(Exercise details): For every line in the data below that contains "title", copy the line.

— Start of Records for processing —

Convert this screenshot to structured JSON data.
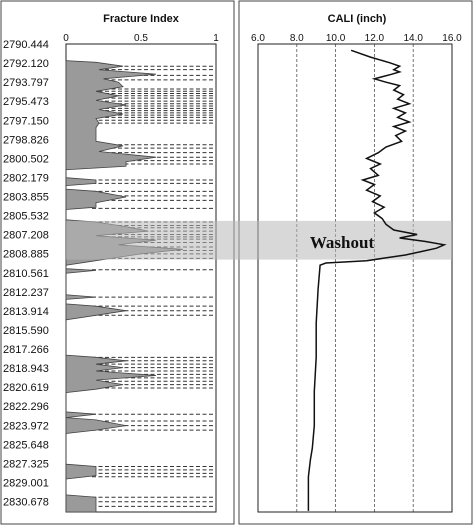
{
  "chart_data": [
    {
      "type": "area",
      "title": "Fracture Index",
      "x_ticks": [
        "0",
        "0.5",
        "1"
      ],
      "xlim": [
        0,
        1
      ],
      "depth_labels": [
        "2790.444",
        "2792.120",
        "2793.797",
        "2795.473",
        "2797.150",
        "2798.826",
        "2800.502",
        "2802.179",
        "2803.855",
        "2805.532",
        "2807.208",
        "2808.885",
        "2810.561",
        "2812.237",
        "2813.914",
        "2815.590",
        "2817.266",
        "2818.943",
        "2820.619",
        "2822.296",
        "2823.972",
        "2825.648",
        "2827.325",
        "2829.001",
        "2830.678"
      ],
      "ylim": [
        2790.444,
        2831.6
      ],
      "fracture_depths": [
        2792.4,
        2792.7,
        2793.2,
        2793.6,
        2794.4,
        2794.6,
        2794.8,
        2795.0,
        2795.2,
        2795.473,
        2795.7,
        2795.9,
        2796.1,
        2796.3,
        2796.5,
        2796.7,
        2796.9,
        2797.15,
        2797.4,
        2799.3,
        2799.6,
        2800.0,
        2800.4,
        2800.7,
        2801.0,
        2802.4,
        2802.7,
        2803.4,
        2803.8,
        2804.2,
        2804.9,
        2806.1,
        2806.4,
        2806.6,
        2806.9,
        2807.2,
        2807.4,
        2807.6,
        2807.9,
        2808.3,
        2808.6,
        2808.9,
        2809.3,
        2810.3,
        2812.7,
        2813.5,
        2813.9,
        2814.3,
        2818.0,
        2818.3,
        2818.6,
        2818.9,
        2819.2,
        2819.5,
        2819.8,
        2820.1,
        2820.4,
        2820.7,
        2823.0,
        2823.6,
        2824.0,
        2824.4,
        2827.6,
        2827.9,
        2828.2,
        2828.5,
        2830.3,
        2830.7,
        2831.1
      ],
      "profile": [
        [
          2791.9,
          0
        ],
        [
          2792.05,
          0.2
        ],
        [
          2792.4,
          0.38
        ],
        [
          2792.7,
          0.22
        ],
        [
          2793.1,
          0.6
        ],
        [
          2793.5,
          0.25
        ],
        [
          2793.8,
          0.35
        ],
        [
          2794.2,
          0.38
        ],
        [
          2794.6,
          0.2
        ],
        [
          2795.0,
          0.35
        ],
        [
          2795.4,
          0.2
        ],
        [
          2795.8,
          0.4
        ],
        [
          2796.2,
          0.22
        ],
        [
          2796.6,
          0.38
        ],
        [
          2797.0,
          0.2
        ],
        [
          2797.4,
          0.22
        ],
        [
          2797.8,
          0.2
        ],
        [
          2798.4,
          0.2
        ],
        [
          2799.0,
          0.2
        ],
        [
          2799.4,
          0.38
        ],
        [
          2799.9,
          0.22
        ],
        [
          2800.4,
          0.6
        ],
        [
          2800.8,
          0.4
        ],
        [
          2801.2,
          0.4
        ],
        [
          2801.5,
          0
        ],
        [
          2802.2,
          0
        ],
        [
          2802.4,
          0.2
        ],
        [
          2802.7,
          0.2
        ],
        [
          2802.9,
          0
        ],
        [
          2803.2,
          0
        ],
        [
          2803.4,
          0.2
        ],
        [
          2803.9,
          0.4
        ],
        [
          2804.4,
          0.2
        ],
        [
          2804.8,
          0.2
        ],
        [
          2805.0,
          0
        ],
        [
          2805.9,
          0
        ],
        [
          2806.1,
          0.2
        ],
        [
          2806.5,
          0.4
        ],
        [
          2806.9,
          0.55
        ],
        [
          2807.3,
          0.2
        ],
        [
          2807.7,
          0.6
        ],
        [
          2808.1,
          0.35
        ],
        [
          2808.5,
          0.78
        ],
        [
          2808.9,
          0.5
        ],
        [
          2809.3,
          0.3
        ],
        [
          2809.6,
          0.15
        ],
        [
          2809.9,
          0
        ],
        [
          2810.2,
          0
        ],
        [
          2810.35,
          0.2
        ],
        [
          2810.6,
          0
        ],
        [
          2812.5,
          0
        ],
        [
          2812.7,
          0.2
        ],
        [
          2812.9,
          0
        ],
        [
          2813.3,
          0
        ],
        [
          2813.5,
          0.2
        ],
        [
          2813.9,
          0.4
        ],
        [
          2814.3,
          0.2
        ],
        [
          2814.7,
          0
        ],
        [
          2817.8,
          0
        ],
        [
          2818.0,
          0.2
        ],
        [
          2818.3,
          0.4
        ],
        [
          2818.6,
          0.2
        ],
        [
          2818.9,
          0.38
        ],
        [
          2819.2,
          0.2
        ],
        [
          2819.6,
          0.6
        ],
        [
          2820.0,
          0.2
        ],
        [
          2820.4,
          0.38
        ],
        [
          2820.8,
          0.2
        ],
        [
          2821.1,
          0
        ],
        [
          2822.8,
          0
        ],
        [
          2823.0,
          0.2
        ],
        [
          2823.3,
          0
        ],
        [
          2823.5,
          0.2
        ],
        [
          2824.0,
          0.4
        ],
        [
          2824.4,
          0.2
        ],
        [
          2824.7,
          0
        ],
        [
          2827.4,
          0
        ],
        [
          2827.6,
          0.2
        ],
        [
          2828.0,
          0.2
        ],
        [
          2828.4,
          0.2
        ],
        [
          2828.7,
          0
        ],
        [
          2830.1,
          0
        ],
        [
          2830.3,
          0.2
        ],
        [
          2830.7,
          0.2
        ],
        [
          2831.1,
          0.2
        ],
        [
          2831.6,
          0.2
        ]
      ]
    },
    {
      "type": "line",
      "title": "CALI (inch)",
      "x_ticks": [
        "6.0",
        "8.0",
        "10.0",
        "12.0",
        "14.0",
        "16.0"
      ],
      "xlim": [
        6,
        16
      ],
      "ylim": [
        2790.444,
        2831.6
      ],
      "annotation": "Washout",
      "washout_range": [
        2806.0,
        2809.4
      ],
      "series": [
        {
          "values": [
            [
              2791.0,
              10.8
            ],
            [
              2791.6,
              11.8
            ],
            [
              2792.1,
              12.8
            ],
            [
              2792.4,
              13.3
            ],
            [
              2792.7,
              13.0
            ],
            [
              2792.9,
              13.3
            ],
            [
              2793.1,
              12.9
            ],
            [
              2793.5,
              12.0
            ],
            [
              2793.8,
              12.6
            ],
            [
              2794.1,
              13.3
            ],
            [
              2794.5,
              13.0
            ],
            [
              2794.9,
              13.5
            ],
            [
              2795.3,
              13.2
            ],
            [
              2795.7,
              13.8
            ],
            [
              2796.1,
              13.0
            ],
            [
              2796.5,
              13.6
            ],
            [
              2796.9,
              13.2
            ],
            [
              2797.3,
              13.8
            ],
            [
              2797.7,
              13.0
            ],
            [
              2798.1,
              13.6
            ],
            [
              2798.5,
              13.1
            ],
            [
              2799.0,
              13.4
            ],
            [
              2799.5,
              12.6
            ],
            [
              2800.0,
              12.2
            ],
            [
              2800.5,
              11.6
            ],
            [
              2801.0,
              12.3
            ],
            [
              2801.4,
              11.8
            ],
            [
              2802.0,
              12.2
            ],
            [
              2802.4,
              11.4
            ],
            [
              2802.8,
              12.0
            ],
            [
              2803.3,
              11.6
            ],
            [
              2803.8,
              12.3
            ],
            [
              2804.3,
              11.9
            ],
            [
              2804.8,
              12.5
            ],
            [
              2805.3,
              12.0
            ],
            [
              2805.8,
              12.4
            ],
            [
              2806.3,
              12.6
            ],
            [
              2806.8,
              13.0
            ],
            [
              2807.2,
              14.2
            ],
            [
              2807.5,
              13.3
            ],
            [
              2807.8,
              14.6
            ],
            [
              2808.1,
              15.6
            ],
            [
              2808.4,
              15.2
            ],
            [
              2808.7,
              14.4
            ],
            [
              2809.0,
              13.6
            ],
            [
              2809.3,
              12.4
            ],
            [
              2809.5,
              11.6
            ],
            [
              2809.7,
              9.5
            ],
            [
              2809.9,
              9.2
            ],
            [
              2812.0,
              9.1
            ],
            [
              2815.0,
              9.0
            ],
            [
              2818.0,
              9.0
            ],
            [
              2821.0,
              8.9
            ],
            [
              2824.0,
              8.9
            ],
            [
              2826.0,
              8.8
            ],
            [
              2827.0,
              8.7
            ],
            [
              2828.5,
              8.6
            ],
            [
              2830.0,
              8.6
            ],
            [
              2831.5,
              8.6
            ]
          ]
        }
      ]
    }
  ]
}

— End of Records for processing —

(Response for this exercise):
      "title": "Fracture Index",
      "title": "CALI (inch)",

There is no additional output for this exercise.